#### Record extracts

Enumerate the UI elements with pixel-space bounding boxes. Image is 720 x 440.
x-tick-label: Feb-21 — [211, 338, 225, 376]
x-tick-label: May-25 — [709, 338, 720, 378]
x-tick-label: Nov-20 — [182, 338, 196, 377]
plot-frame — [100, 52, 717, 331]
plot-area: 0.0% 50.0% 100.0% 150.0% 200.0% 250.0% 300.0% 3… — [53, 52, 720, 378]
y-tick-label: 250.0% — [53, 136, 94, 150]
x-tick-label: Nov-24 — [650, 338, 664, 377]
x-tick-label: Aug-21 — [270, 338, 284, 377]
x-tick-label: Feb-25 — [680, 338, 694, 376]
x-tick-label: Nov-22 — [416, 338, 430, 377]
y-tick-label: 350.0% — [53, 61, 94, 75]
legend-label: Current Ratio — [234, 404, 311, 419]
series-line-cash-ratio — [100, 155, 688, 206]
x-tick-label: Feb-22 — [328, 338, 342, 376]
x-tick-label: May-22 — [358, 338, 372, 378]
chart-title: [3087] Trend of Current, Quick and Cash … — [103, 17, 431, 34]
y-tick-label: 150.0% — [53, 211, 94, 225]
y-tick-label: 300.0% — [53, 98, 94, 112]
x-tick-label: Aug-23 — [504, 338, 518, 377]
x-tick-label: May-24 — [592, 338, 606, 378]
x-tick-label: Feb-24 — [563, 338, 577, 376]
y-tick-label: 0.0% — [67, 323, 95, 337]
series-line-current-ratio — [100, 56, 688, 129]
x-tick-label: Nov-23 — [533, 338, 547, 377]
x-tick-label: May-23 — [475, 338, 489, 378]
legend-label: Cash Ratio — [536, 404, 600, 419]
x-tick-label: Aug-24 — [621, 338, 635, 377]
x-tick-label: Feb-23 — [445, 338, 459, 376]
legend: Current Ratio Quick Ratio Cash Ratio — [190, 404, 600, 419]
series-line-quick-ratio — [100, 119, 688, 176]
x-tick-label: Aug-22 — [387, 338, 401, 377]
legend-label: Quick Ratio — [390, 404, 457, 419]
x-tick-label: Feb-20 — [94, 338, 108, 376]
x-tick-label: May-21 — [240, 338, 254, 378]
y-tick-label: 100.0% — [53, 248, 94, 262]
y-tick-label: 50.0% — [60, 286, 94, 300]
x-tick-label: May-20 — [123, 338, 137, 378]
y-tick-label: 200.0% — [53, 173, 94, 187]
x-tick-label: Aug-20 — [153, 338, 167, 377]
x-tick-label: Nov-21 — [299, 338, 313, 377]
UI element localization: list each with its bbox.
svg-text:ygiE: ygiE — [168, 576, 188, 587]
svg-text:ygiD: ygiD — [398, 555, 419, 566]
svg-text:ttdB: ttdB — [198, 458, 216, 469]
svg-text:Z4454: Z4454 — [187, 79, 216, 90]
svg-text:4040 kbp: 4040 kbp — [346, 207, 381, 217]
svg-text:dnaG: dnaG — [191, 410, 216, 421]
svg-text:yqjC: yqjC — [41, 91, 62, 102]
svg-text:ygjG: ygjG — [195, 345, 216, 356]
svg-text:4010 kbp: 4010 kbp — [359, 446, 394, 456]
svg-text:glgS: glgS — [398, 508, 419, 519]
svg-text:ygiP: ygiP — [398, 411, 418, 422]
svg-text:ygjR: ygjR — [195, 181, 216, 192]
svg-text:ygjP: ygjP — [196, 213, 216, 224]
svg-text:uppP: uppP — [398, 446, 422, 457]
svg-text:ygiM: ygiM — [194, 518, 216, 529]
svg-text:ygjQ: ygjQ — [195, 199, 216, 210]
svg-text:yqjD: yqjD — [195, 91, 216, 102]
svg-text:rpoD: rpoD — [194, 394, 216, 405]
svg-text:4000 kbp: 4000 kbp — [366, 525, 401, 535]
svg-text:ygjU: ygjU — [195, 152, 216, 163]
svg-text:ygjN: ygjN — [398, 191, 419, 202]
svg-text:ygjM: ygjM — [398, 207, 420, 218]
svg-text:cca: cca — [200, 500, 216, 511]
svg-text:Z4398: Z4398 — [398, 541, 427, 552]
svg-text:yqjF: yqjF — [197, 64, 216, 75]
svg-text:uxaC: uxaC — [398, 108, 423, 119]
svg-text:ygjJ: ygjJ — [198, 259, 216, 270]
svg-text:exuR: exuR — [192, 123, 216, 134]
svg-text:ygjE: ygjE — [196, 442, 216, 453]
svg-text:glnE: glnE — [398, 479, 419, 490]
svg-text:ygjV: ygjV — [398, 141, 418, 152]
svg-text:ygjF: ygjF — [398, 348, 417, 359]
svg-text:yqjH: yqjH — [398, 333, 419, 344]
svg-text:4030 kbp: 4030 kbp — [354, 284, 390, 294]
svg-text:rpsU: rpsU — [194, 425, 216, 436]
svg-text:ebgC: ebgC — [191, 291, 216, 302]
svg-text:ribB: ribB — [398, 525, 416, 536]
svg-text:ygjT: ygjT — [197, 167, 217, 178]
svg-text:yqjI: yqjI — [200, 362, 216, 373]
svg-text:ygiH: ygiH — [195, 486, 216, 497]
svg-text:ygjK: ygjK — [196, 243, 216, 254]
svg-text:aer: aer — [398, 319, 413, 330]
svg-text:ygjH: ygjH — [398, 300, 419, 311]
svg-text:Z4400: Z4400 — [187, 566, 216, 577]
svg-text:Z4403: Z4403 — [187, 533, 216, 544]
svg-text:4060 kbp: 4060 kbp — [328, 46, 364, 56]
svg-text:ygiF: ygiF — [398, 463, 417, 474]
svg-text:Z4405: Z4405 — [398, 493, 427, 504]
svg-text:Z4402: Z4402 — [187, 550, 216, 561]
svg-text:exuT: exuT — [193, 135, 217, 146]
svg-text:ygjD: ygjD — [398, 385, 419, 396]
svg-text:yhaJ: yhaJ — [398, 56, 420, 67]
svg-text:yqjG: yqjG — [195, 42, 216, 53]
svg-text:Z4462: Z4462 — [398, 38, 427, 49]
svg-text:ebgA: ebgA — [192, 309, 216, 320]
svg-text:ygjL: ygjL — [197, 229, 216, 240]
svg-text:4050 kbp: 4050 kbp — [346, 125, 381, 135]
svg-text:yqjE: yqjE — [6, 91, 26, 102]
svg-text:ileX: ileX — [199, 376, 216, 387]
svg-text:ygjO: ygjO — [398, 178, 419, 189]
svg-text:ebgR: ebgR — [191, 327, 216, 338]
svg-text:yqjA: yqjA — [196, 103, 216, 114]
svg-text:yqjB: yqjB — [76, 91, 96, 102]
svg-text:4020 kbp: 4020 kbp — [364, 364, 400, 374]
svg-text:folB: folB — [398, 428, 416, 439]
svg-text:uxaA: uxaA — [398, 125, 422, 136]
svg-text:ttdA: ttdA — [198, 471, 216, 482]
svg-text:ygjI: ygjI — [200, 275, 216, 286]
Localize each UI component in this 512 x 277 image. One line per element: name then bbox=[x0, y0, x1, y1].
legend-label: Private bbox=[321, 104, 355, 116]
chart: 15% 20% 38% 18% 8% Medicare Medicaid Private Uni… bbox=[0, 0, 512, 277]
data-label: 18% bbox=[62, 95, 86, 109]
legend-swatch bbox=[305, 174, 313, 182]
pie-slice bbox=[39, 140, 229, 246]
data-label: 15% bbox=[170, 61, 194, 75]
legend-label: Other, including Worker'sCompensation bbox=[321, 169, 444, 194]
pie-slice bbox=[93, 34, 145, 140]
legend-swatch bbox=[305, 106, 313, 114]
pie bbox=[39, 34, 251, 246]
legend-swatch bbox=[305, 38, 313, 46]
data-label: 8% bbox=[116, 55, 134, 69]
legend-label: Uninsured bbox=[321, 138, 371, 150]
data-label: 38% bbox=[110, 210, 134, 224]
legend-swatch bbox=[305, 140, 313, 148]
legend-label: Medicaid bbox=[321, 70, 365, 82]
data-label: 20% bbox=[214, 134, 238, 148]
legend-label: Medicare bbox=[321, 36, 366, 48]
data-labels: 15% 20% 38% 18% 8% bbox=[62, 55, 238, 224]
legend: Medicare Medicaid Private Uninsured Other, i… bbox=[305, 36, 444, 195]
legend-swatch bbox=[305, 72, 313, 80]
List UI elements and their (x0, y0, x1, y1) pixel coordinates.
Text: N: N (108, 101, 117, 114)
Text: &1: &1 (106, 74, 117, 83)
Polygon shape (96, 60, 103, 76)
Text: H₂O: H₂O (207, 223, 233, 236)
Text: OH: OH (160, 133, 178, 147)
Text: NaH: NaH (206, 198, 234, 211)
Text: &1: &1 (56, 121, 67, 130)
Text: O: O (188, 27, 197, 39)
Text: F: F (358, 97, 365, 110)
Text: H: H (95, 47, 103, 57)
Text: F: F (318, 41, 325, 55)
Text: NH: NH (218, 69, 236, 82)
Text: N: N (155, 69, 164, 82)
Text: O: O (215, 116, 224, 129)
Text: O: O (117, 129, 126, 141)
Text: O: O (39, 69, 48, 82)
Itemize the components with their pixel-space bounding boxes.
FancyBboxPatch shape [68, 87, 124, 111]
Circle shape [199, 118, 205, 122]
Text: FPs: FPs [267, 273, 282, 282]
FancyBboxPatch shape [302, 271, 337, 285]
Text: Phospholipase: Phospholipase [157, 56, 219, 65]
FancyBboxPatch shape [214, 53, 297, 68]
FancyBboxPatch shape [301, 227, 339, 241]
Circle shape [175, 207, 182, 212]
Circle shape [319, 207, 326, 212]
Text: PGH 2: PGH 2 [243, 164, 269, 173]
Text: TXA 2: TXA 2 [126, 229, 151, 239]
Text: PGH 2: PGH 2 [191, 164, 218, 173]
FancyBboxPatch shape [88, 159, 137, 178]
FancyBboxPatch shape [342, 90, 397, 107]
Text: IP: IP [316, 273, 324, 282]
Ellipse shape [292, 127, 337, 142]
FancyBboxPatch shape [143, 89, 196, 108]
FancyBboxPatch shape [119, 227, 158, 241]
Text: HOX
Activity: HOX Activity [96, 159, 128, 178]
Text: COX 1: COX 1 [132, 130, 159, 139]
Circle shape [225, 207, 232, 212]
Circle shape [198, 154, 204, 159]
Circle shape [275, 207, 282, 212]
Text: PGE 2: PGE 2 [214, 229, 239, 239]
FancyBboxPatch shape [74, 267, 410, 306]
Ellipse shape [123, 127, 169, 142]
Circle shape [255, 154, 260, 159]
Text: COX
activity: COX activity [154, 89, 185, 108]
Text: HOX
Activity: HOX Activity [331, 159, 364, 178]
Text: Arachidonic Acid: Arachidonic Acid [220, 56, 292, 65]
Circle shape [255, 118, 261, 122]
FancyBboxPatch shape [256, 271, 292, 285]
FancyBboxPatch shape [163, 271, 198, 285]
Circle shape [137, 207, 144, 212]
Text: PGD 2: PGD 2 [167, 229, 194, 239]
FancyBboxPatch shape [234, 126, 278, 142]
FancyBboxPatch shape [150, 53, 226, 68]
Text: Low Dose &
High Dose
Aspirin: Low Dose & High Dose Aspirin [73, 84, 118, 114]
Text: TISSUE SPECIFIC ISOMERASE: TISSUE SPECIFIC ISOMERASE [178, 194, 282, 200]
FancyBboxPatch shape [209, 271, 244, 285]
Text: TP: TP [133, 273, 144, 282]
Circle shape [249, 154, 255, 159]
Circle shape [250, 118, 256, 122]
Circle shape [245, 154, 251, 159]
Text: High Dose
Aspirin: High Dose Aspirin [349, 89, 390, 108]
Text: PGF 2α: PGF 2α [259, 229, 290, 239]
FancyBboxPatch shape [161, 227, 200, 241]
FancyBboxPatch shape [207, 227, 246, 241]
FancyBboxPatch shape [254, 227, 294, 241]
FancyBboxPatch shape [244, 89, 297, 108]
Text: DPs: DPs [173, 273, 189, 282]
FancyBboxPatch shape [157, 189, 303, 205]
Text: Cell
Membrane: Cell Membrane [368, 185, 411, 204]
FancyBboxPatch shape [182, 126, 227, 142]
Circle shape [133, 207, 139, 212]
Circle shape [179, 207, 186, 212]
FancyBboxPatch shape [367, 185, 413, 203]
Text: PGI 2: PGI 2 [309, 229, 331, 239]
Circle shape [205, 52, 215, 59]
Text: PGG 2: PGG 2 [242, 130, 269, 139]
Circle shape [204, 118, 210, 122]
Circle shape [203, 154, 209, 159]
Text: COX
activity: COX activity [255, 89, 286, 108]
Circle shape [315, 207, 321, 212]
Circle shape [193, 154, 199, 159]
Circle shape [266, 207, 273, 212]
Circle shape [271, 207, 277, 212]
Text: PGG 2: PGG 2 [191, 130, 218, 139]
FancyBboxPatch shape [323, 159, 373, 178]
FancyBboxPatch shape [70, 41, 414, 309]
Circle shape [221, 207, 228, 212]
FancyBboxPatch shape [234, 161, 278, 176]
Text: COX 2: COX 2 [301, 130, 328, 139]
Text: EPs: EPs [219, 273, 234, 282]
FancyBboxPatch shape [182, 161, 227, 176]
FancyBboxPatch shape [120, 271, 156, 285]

########

__Written problem__
Copy out, word for word, the stretch from the start of the records through the line containing "plot-area: 0.0% 50.0%".

__Result below__
Enumerate the UI elements with pixel-space bounding boxes. Image is 720 x 440.
x-tick-label: Feb-21 — [211, 338, 225, 376]
x-tick-label: May-25 — [709, 338, 720, 378]
x-tick-label: Nov-20 — [182, 338, 196, 377]
plot-frame — [100, 52, 717, 331]
plot-area: 0.0% 50.0% 100.0% 150.0% 200.0% 250.0% 300.0% 3… — [53, 52, 720, 378]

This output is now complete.